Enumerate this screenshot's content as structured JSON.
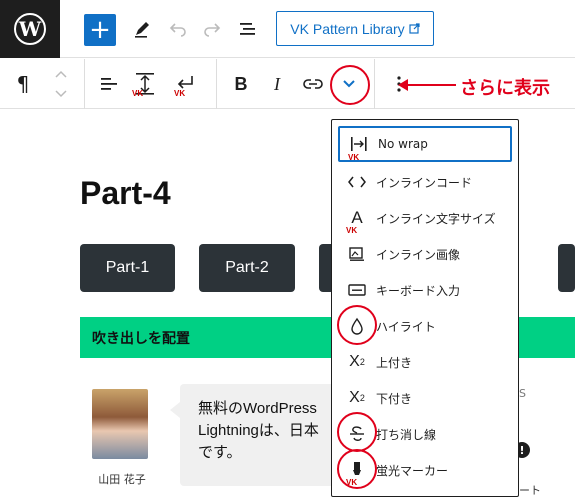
{
  "topbar": {
    "logo_letter": "W",
    "add_symbol": "+",
    "tools_icon": "pencil-icon",
    "undo_icon": "undo-icon",
    "redo_icon": "redo-icon",
    "list_view_icon": "list-view-icon",
    "vk_button_label": "VK Pattern Library",
    "vk_button_icon": "external-link-icon"
  },
  "blockbar": {
    "paragraph_symbol": "¶",
    "bold_label": "B",
    "italic_label": "I",
    "more_rich_text_icon": "chevron-down-icon",
    "options_icon": "more-vertical-icon",
    "vk_mark": "VK"
  },
  "annotation": {
    "text": "さらに表示",
    "color": "#e0001b"
  },
  "content": {
    "title": "Part-4",
    "buttons": [
      "Part-1",
      "Part-2"
    ],
    "green_bar_text": "吹き出しを配置",
    "avatar_name": "山田 花子",
    "bubble_lines": [
      "無料のWordPress",
      "Lightningは、日本",
      "です。"
    ],
    "partial_right_1": "S",
    "partial_right_2": "ート"
  },
  "menu": {
    "items": [
      {
        "label": "No wrap",
        "icon": "no-wrap-icon"
      },
      {
        "label": "インラインコード",
        "icon": "code-icon"
      },
      {
        "label": "インライン文字サイズ",
        "icon": "font-size-icon"
      },
      {
        "label": "インライン画像",
        "icon": "image-icon"
      },
      {
        "label": "キーボード入力",
        "icon": "keyboard-icon"
      },
      {
        "label": "ハイライト",
        "icon": "highlight-drop-icon"
      },
      {
        "label": "上付き",
        "icon": "superscript-icon"
      },
      {
        "label": "下付き",
        "icon": "subscript-icon"
      },
      {
        "label": "打ち消し線",
        "icon": "strikethrough-icon"
      },
      {
        "label": "蛍光マーカー",
        "icon": "marker-icon"
      }
    ]
  },
  "colors": {
    "accent_blue": "#1070c6",
    "green_bar": "#00d084",
    "dark_button": "#2c3338",
    "annotation_red": "#e0001b"
  }
}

*Exercise goal*
Copy all of the entries verbatim, leaving out any pictures they contain.

*Complete response*
Enumerate this screenshot's content as structured JSON.
{
  "topbar": {
    "logo_letter": "W",
    "add_symbol": "+",
    "tools_icon": "pencil-icon",
    "undo_icon": "undo-icon",
    "redo_icon": "redo-icon",
    "list_view_icon": "list-view-icon",
    "vk_button_label": "VK Pattern Library",
    "vk_button_icon": "external-link-icon"
  },
  "blockbar": {
    "paragraph_symbol": "¶",
    "bold_label": "B",
    "italic_label": "I",
    "more_rich_text_icon": "chevron-down-icon",
    "options_icon": "more-vertical-icon",
    "vk_mark": "VK"
  },
  "annotation": {
    "text": "さらに表示",
    "color": "#e0001b"
  },
  "content": {
    "title": "Part-4",
    "buttons": [
      "Part-1",
      "Part-2"
    ],
    "green_bar_text": "吹き出しを配置",
    "avatar_name": "山田 花子",
    "bubble_lines": [
      "無料のWordPress",
      "Lightningは、日本",
      "です。"
    ],
    "partial_right_1": "S",
    "partial_right_2": "ート"
  },
  "menu": {
    "items": [
      {
        "label": "No wrap",
        "icon": "no-wrap-icon"
      },
      {
        "label": "インラインコード",
        "icon": "code-icon"
      },
      {
        "label": "インライン文字サイズ",
        "icon": "font-size-icon"
      },
      {
        "label": "インライン画像",
        "icon": "image-icon"
      },
      {
        "label": "キーボード入力",
        "icon": "keyboard-icon"
      },
      {
        "label": "ハイライト",
        "icon": "highlight-drop-icon"
      },
      {
        "label": "上付き",
        "icon": "superscript-icon"
      },
      {
        "label": "下付き",
        "icon": "subscript-icon"
      },
      {
        "label": "打ち消し線",
        "icon": "strikethrough-icon"
      },
      {
        "label": "蛍光マーカー",
        "icon": "marker-icon"
      }
    ]
  },
  "colors": {
    "accent_blue": "#1070c6",
    "green_bar": "#00d084",
    "dark_button": "#2c3338",
    "annotation_red": "#e0001b"
  }
}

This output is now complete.